_Records provided_
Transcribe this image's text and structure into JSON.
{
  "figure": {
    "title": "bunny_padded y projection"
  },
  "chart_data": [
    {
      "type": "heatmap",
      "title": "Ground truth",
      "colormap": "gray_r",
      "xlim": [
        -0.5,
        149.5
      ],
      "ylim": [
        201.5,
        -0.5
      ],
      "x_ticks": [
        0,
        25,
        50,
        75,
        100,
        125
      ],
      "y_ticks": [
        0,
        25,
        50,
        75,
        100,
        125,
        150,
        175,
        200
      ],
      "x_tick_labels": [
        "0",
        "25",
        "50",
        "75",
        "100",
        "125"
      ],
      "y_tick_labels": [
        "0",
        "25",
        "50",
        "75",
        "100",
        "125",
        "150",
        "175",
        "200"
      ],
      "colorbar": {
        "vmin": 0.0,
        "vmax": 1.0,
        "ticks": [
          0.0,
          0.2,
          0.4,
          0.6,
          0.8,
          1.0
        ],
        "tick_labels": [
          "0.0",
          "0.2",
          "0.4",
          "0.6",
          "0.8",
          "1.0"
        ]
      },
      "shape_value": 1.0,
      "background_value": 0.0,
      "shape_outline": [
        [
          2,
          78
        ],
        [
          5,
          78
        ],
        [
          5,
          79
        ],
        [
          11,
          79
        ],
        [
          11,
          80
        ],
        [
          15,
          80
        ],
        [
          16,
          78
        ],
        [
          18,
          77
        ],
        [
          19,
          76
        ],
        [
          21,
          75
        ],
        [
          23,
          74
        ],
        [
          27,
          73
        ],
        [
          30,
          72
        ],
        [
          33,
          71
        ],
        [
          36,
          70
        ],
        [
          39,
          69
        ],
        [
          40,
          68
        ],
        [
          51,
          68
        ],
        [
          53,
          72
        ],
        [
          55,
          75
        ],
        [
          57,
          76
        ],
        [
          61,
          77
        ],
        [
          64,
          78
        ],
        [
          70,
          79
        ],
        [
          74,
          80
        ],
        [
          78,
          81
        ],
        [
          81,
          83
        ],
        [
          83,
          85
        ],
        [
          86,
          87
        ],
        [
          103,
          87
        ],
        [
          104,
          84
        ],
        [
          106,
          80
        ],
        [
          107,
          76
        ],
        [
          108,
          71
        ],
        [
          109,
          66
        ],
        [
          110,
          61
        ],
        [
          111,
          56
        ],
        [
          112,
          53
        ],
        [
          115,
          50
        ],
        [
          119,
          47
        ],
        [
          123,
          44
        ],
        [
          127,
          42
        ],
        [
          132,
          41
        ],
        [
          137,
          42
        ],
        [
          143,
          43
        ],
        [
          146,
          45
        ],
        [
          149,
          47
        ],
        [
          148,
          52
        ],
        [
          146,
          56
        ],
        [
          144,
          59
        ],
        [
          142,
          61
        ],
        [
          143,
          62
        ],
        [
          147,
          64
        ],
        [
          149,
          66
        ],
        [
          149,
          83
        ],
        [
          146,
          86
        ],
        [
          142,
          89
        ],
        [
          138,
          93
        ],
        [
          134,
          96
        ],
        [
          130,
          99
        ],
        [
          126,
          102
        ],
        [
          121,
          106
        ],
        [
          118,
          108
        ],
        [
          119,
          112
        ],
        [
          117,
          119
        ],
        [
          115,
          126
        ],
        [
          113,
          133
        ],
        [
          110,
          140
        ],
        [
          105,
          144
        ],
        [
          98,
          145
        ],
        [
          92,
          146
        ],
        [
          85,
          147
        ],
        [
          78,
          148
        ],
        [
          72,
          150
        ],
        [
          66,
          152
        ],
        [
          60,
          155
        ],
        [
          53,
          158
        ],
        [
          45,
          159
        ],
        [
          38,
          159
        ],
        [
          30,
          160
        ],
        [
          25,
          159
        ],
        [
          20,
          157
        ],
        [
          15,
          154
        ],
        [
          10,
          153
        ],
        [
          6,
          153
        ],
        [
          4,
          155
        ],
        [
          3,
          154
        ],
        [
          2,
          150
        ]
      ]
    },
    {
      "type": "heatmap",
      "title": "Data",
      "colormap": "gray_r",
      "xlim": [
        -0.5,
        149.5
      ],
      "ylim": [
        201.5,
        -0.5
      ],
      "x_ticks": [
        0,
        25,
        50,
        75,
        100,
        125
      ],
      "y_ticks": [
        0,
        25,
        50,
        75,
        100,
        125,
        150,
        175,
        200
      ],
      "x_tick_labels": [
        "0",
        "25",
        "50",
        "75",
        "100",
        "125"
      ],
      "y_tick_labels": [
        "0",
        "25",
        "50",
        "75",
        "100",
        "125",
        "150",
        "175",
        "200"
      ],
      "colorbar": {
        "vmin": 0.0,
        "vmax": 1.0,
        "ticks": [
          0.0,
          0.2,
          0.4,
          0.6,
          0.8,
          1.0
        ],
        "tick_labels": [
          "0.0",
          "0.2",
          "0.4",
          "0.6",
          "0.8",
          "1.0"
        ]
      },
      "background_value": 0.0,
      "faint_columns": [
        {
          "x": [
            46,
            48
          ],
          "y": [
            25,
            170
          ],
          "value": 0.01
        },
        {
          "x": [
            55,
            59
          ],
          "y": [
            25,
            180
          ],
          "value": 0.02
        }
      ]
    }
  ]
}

_Description of the task_
Please quote the data above in full, with no line missing.

_Result of the task_
Transcribe this image's text and structure into JSON.
{
  "figure": {
    "title": "bunny_padded y projection"
  },
  "chart_data": [
    {
      "type": "heatmap",
      "title": "Ground truth",
      "colormap": "gray_r",
      "xlim": [
        -0.5,
        149.5
      ],
      "ylim": [
        201.5,
        -0.5
      ],
      "x_ticks": [
        0,
        25,
        50,
        75,
        100,
        125
      ],
      "y_ticks": [
        0,
        25,
        50,
        75,
        100,
        125,
        150,
        175,
        200
      ],
      "x_tick_labels": [
        "0",
        "25",
        "50",
        "75",
        "100",
        "125"
      ],
      "y_tick_labels": [
        "0",
        "25",
        "50",
        "75",
        "100",
        "125",
        "150",
        "175",
        "200"
      ],
      "colorbar": {
        "vmin": 0.0,
        "vmax": 1.0,
        "ticks": [
          0.0,
          0.2,
          0.4,
          0.6,
          0.8,
          1.0
        ],
        "tick_labels": [
          "0.0",
          "0.2",
          "0.4",
          "0.6",
          "0.8",
          "1.0"
        ]
      },
      "shape_value": 1.0,
      "background_value": 0.0,
      "shape_outline": [
        [
          2,
          78
        ],
        [
          5,
          78
        ],
        [
          5,
          79
        ],
        [
          11,
          79
        ],
        [
          11,
          80
        ],
        [
          15,
          80
        ],
        [
          16,
          78
        ],
        [
          18,
          77
        ],
        [
          19,
          76
        ],
        [
          21,
          75
        ],
        [
          23,
          74
        ],
        [
          27,
          73
        ],
        [
          30,
          72
        ],
        [
          33,
          71
        ],
        [
          36,
          70
        ],
        [
          39,
          69
        ],
        [
          40,
          68
        ],
        [
          51,
          68
        ],
        [
          53,
          72
        ],
        [
          55,
          75
        ],
        [
          57,
          76
        ],
        [
          61,
          77
        ],
        [
          64,
          78
        ],
        [
          70,
          79
        ],
        [
          74,
          80
        ],
        [
          78,
          81
        ],
        [
          81,
          83
        ],
        [
          83,
          85
        ],
        [
          86,
          87
        ],
        [
          103,
          87
        ],
        [
          104,
          84
        ],
        [
          106,
          80
        ],
        [
          107,
          76
        ],
        [
          108,
          71
        ],
        [
          109,
          66
        ],
        [
          110,
          61
        ],
        [
          111,
          56
        ],
        [
          112,
          53
        ],
        [
          115,
          50
        ],
        [
          119,
          47
        ],
        [
          123,
          44
        ],
        [
          127,
          42
        ],
        [
          132,
          41
        ],
        [
          137,
          42
        ],
        [
          143,
          43
        ],
        [
          146,
          45
        ],
        [
          149,
          47
        ],
        [
          148,
          52
        ],
        [
          146,
          56
        ],
        [
          144,
          59
        ],
        [
          142,
          61
        ],
        [
          143,
          62
        ],
        [
          147,
          64
        ],
        [
          149,
          66
        ],
        [
          149,
          83
        ],
        [
          146,
          86
        ],
        [
          142,
          89
        ],
        [
          138,
          93
        ],
        [
          134,
          96
        ],
        [
          130,
          99
        ],
        [
          126,
          102
        ],
        [
          121,
          106
        ],
        [
          118,
          108
        ],
        [
          119,
          112
        ],
        [
          117,
          119
        ],
        [
          115,
          126
        ],
        [
          113,
          133
        ],
        [
          110,
          140
        ],
        [
          105,
          144
        ],
        [
          98,
          145
        ],
        [
          92,
          146
        ],
        [
          85,
          147
        ],
        [
          78,
          148
        ],
        [
          72,
          150
        ],
        [
          66,
          152
        ],
        [
          60,
          155
        ],
        [
          53,
          158
        ],
        [
          45,
          159
        ],
        [
          38,
          159
        ],
        [
          30,
          160
        ],
        [
          25,
          159
        ],
        [
          20,
          157
        ],
        [
          15,
          154
        ],
        [
          10,
          153
        ],
        [
          6,
          153
        ],
        [
          4,
          155
        ],
        [
          3,
          154
        ],
        [
          2,
          150
        ]
      ]
    },
    {
      "type": "heatmap",
      "title": "Data",
      "colormap": "gray_r",
      "xlim": [
        -0.5,
        149.5
      ],
      "ylim": [
        201.5,
        -0.5
      ],
      "x_ticks": [
        0,
        25,
        50,
        75,
        100,
        125
      ],
      "y_ticks": [
        0,
        25,
        50,
        75,
        100,
        125,
        150,
        175,
        200
      ],
      "x_tick_labels": [
        "0",
        "25",
        "50",
        "75",
        "100",
        "125"
      ],
      "y_tick_labels": [
        "0",
        "25",
        "50",
        "75",
        "100",
        "125",
        "150",
        "175",
        "200"
      ],
      "colorbar": {
        "vmin": 0.0,
        "vmax": 1.0,
        "ticks": [
          0.0,
          0.2,
          0.4,
          0.6,
          0.8,
          1.0
        ],
        "tick_labels": [
          "0.0",
          "0.2",
          "0.4",
          "0.6",
          "0.8",
          "1.0"
        ]
      },
      "background_value": 0.0,
      "faint_columns": [
        {
          "x": [
            46,
            48
          ],
          "y": [
            25,
            170
          ],
          "value": 0.01
        },
        {
          "x": [
            55,
            59
          ],
          "y": [
            25,
            180
          ],
          "value": 0.02
        }
      ]
    }
  ]
}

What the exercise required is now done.